BEGIN Task material

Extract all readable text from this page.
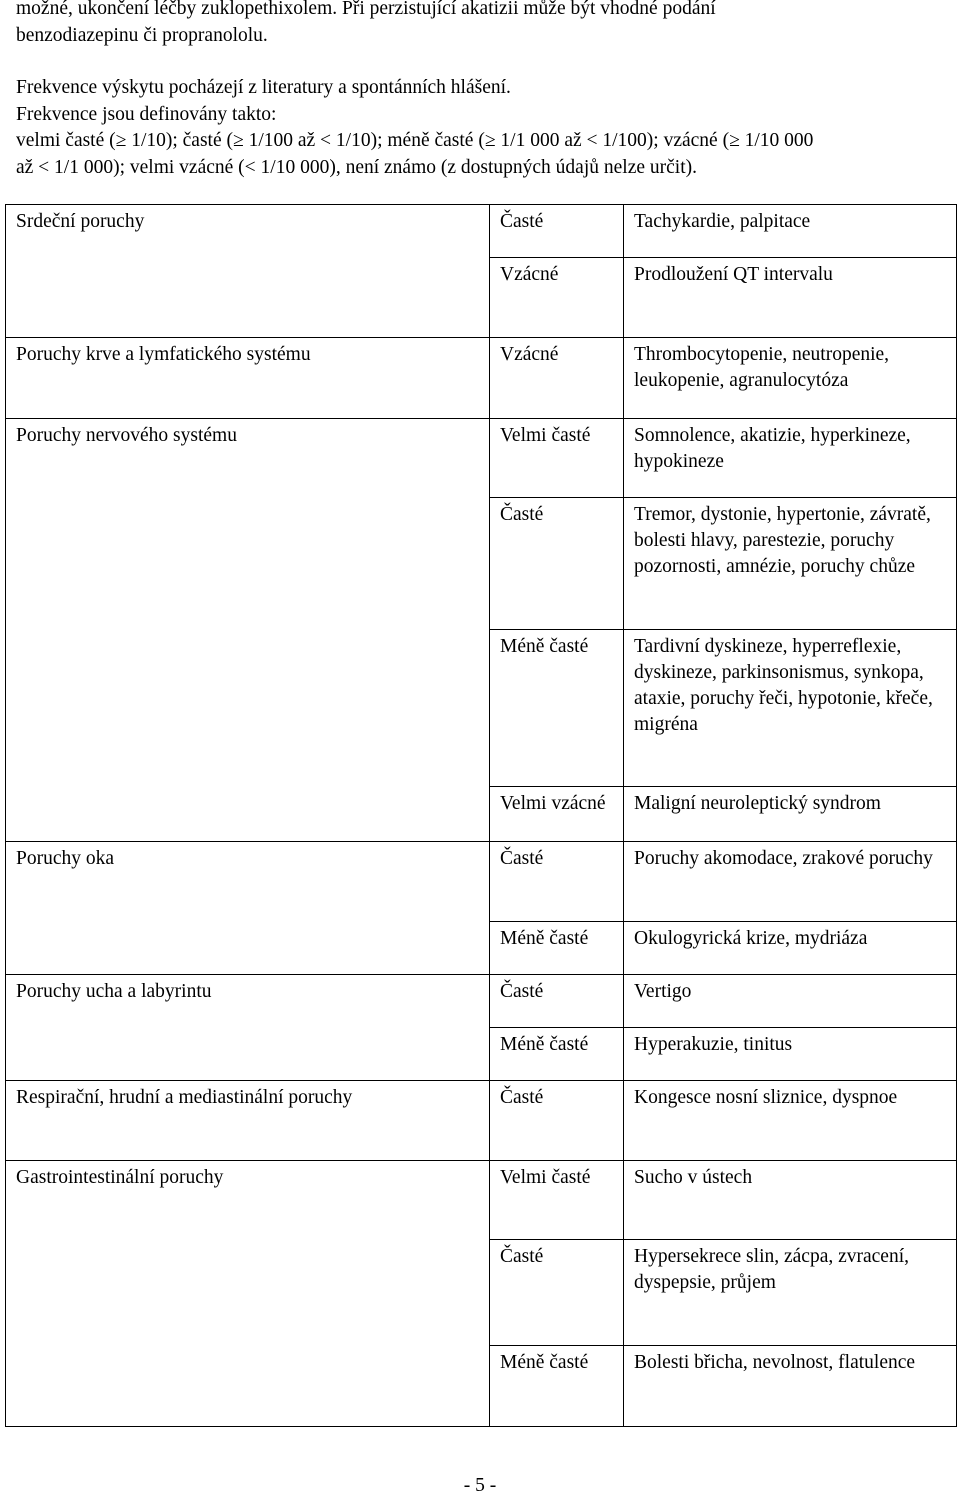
možné, ukončení léčby zuklopethixolem. Při perzistující akatizii může být vhodné podání
benzodiazepinu či propranololu.

Frekvence výskytu pocházejí z literatury a spontánních hlášení.
Frekvence jsou definovány takto:
velmi časté (≥ 1/10); časté (≥ 1/100 až < 1/10); méně časté (≥ 1/1 000 až < 1/100); vzácné (≥ 1/10 000
až < 1/1 000); velmi vzácné (< 1/10 000), není známo (z dostupných údajů nelze určit).

Srdeční poruchy	Časté	Tachykardie, palpitace
	Vzácné	Prodloužení QT intervalu
Poruchy krve a lymfatického systému	Vzácné	Thrombocytopenie, neutropenie, leukopenie, agranulocytóza
Poruchy nervového systému	Velmi časté	Somnolence, akatizie, hyperkineze, hypokineze
	Časté	Tremor, dystonie, hypertonie, závratě, bolesti hlavy, parestezie, poruchy pozornosti, amnézie, poruchy chůze
	Méně časté	Tardivní dyskineze, hyperreflexie, dyskineze, parkinsonismus, synkopa, ataxie, poruchy řeči, hypotonie, křeče, migréna
	Velmi vzácné	Maligní neuroleptický syndrom
Poruchy oka	Časté	Poruchy akomodace, zrakové poruchy
	Méně časté	Okulogyrická krize, mydriáza
Poruchy ucha a labyrintu	Časté	Vertigo
	Méně časté	Hyperakuzie, tinitus
Respirační, hrudní a mediastinální poruchy	Časté	Kongesce nosní sliznice, dyspnoe
Gastrointestinální poruchy	Velmi časté	Sucho v ústech
	Časté	Hypersekrece slin, zácpa, zvracení, dyspepsie, průjem
	Méně časté	Bolesti břicha, nevolnost, flatulence
- 5 -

END Task material

Written instruction |
In your copy of the listing above, reproduce each line exactly and omit all pictures.

Solution for this task |
Extract all readable text from this page.
možné, ukončení léčby zuklopethixolem. Při perzistující akatizii může být vhodné podání
benzodiazepinu či propranololu.

Frekvence výskytu pocházejí z literatury a spontánních hlášení.
Frekvence jsou definovány takto:
velmi časté (≥ 1/10); časté (≥ 1/100 až < 1/10); méně časté (≥ 1/1 000 až < 1/100); vzácné (≥ 1/10 000
až < 1/1 000); velmi vzácné (< 1/10 000), není známo (z dostupných údajů nelze určit).

Srdeční poruchy	Časté	Tachykardie, palpitace
	Vzácné	Prodloužení QT intervalu
Poruchy krve a lymfatického systému	Vzácné	Thrombocytopenie, neutropenie, leukopenie, agranulocytóza
Poruchy nervového systému	Velmi časté	Somnolence, akatizie, hyperkineze, hypokineze
	Časté	Tremor, dystonie, hypertonie, závratě, bolesti hlavy, parestezie, poruchy pozornosti, amnézie, poruchy chůze
	Méně časté	Tardivní dyskineze, hyperreflexie, dyskineze, parkinsonismus, synkopa, ataxie, poruchy řeči, hypotonie, křeče, migréna
	Velmi vzácné	Maligní neuroleptický syndrom
Poruchy oka	Časté	Poruchy akomodace, zrakové poruchy
	Méně časté	Okulogyrická krize, mydriáza
Poruchy ucha a labyrintu	Časté	Vertigo
	Méně časté	Hyperakuzie, tinitus
Respirační, hrudní a mediastinální poruchy	Časté	Kongesce nosní sliznice, dyspnoe
Gastrointestinální poruchy	Velmi časté	Sucho v ústech
	Časté	Hypersekrece slin, zácpa, zvracení, dyspepsie, průjem
	Méně časté	Bolesti břicha, nevolnost, flatulence
- 5 -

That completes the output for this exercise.